-- start MATERIAL SHOWN --
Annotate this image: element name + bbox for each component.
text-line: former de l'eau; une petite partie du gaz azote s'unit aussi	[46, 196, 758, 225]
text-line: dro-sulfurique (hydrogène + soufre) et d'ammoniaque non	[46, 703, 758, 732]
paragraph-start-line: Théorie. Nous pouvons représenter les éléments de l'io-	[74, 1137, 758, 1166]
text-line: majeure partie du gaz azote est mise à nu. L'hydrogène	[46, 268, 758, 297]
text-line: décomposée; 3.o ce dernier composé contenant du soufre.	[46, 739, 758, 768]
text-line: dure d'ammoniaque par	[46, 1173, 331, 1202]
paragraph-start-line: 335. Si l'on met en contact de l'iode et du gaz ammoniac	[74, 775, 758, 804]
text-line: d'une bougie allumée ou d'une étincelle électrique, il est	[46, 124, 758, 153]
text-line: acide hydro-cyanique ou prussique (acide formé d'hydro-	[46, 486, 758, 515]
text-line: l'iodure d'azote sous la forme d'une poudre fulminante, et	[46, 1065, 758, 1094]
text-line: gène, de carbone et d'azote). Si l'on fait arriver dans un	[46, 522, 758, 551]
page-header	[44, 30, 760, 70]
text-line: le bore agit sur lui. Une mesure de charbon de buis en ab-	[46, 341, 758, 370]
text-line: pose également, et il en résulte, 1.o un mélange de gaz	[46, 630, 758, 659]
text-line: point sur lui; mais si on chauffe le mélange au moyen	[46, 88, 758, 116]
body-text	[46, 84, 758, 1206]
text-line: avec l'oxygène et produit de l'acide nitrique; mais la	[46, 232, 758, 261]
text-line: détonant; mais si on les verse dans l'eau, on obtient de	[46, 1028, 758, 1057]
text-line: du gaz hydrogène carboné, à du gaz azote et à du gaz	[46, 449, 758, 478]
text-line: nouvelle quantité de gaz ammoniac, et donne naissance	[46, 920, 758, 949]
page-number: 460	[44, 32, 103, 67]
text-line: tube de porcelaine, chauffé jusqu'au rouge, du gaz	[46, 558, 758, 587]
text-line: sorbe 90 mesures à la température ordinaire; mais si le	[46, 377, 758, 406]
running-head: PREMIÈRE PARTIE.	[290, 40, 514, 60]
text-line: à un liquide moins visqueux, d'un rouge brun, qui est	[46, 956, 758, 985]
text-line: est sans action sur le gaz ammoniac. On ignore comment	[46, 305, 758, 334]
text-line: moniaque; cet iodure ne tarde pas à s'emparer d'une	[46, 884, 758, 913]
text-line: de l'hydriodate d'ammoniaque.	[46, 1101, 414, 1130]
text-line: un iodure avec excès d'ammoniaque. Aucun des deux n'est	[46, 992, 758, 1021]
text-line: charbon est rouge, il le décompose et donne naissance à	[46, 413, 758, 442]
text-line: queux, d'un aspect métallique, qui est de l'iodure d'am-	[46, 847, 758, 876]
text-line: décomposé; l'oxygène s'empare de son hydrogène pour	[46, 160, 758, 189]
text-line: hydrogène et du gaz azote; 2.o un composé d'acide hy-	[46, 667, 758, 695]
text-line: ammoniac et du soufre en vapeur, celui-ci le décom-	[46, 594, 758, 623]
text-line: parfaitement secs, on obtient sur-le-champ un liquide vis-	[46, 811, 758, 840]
-- end MATERIAL SHOWN --
**WRITTEN INSTRUCTION:**
Replace "azote" with "nitrogène" throughout all the rows and give the lines again, leaving everything else unchanged.

**REPLY:**
Annotate this image: element name + bbox for each component.
text-line: former de l'eau; une petite partie du gaz nitrogène s'unit aussi	[46, 196, 758, 225]
text-line: dro-sulfurique (hydrogène + soufre) et d'ammoniaque non	[46, 703, 758, 732]
paragraph-start-line: Théorie. Nous pouvons représenter les éléments de l'io-	[74, 1137, 758, 1166]
text-line: majeure partie du gaz nitrogène est mise à nu. L'hydrogène	[46, 268, 758, 297]
text-line: décomposée; 3.o ce dernier composé contenant du soufre.	[46, 739, 758, 768]
text-line: dure d'ammoniaque par	[46, 1173, 331, 1202]
paragraph-start-line: 335. Si l'on met en contact de l'iode et du gaz ammoniac	[74, 775, 758, 804]
text-line: d'une bougie allumée ou d'une étincelle électrique, il est	[46, 124, 758, 153]
text-line: acide hydro-cyanique ou prussique (acide formé d'hydro-	[46, 486, 758, 515]
text-line: l'iodure d'nitrogène sous la forme d'une poudre fulminante, et	[46, 1065, 758, 1094]
text-line: gène, de carbone et d'nitrogène). Si l'on fait arriver dans un	[46, 522, 758, 551]
page-header	[44, 30, 760, 70]
text-line: le bore agit sur lui. Une mesure de charbon de buis en ab-	[46, 341, 758, 370]
text-line: pose également, et il en résulte, 1.o un mélange de gaz	[46, 630, 758, 659]
text-line: point sur lui; mais si on chauffe le mélange au moyen	[46, 88, 758, 116]
body-text	[46, 84, 758, 1206]
text-line: avec l'oxygène et produit de l'acide nitrique; mais la	[46, 232, 758, 261]
text-line: détonant; mais si on les verse dans l'eau, on obtient de	[46, 1028, 758, 1057]
text-line: du gaz hydrogène carboné, à du gaz nitrogène et à du gaz	[46, 449, 758, 478]
text-line: nouvelle quantité de gaz ammoniac, et donne naissance	[46, 920, 758, 949]
page-number: 460	[44, 32, 103, 67]
text-line: tube de porcelaine, chauffé jusqu'au rouge, du gaz	[46, 558, 758, 587]
text-line: sorbe 90 mesures à la température ordinaire; mais si le	[46, 377, 758, 406]
running-head: PREMIÈRE PARTIE.	[290, 40, 514, 60]
text-line: à un liquide moins visqueux, d'un rouge brun, qui est	[46, 956, 758, 985]
text-line: est sans action sur le gaz ammoniac. On ignore comment	[46, 305, 758, 334]
text-line: moniaque; cet iodure ne tarde pas à s'emparer d'une	[46, 884, 758, 913]
text-line: de l'hydriodate d'ammoniaque.	[46, 1101, 414, 1130]
text-line: un iodure avec excès d'ammoniaque. Aucun des deux n'est	[46, 992, 758, 1021]
text-line: charbon est rouge, il le décompose et donne naissance à	[46, 413, 758, 442]
text-line: queux, d'un aspect métallique, qui est de l'iodure d'am-	[46, 847, 758, 876]
text-line: décomposé; l'oxygène s'empare de son hydrogène pour	[46, 160, 758, 189]
text-line: hydrogène et du gaz nitrogène; 2.o un composé d'acide hy-	[46, 667, 758, 695]
text-line: ammoniac et du soufre en vapeur, celui-ci le décom-	[46, 594, 758, 623]
text-line: parfaitement secs, on obtient sur-le-champ un liquide vis-	[46, 811, 758, 840]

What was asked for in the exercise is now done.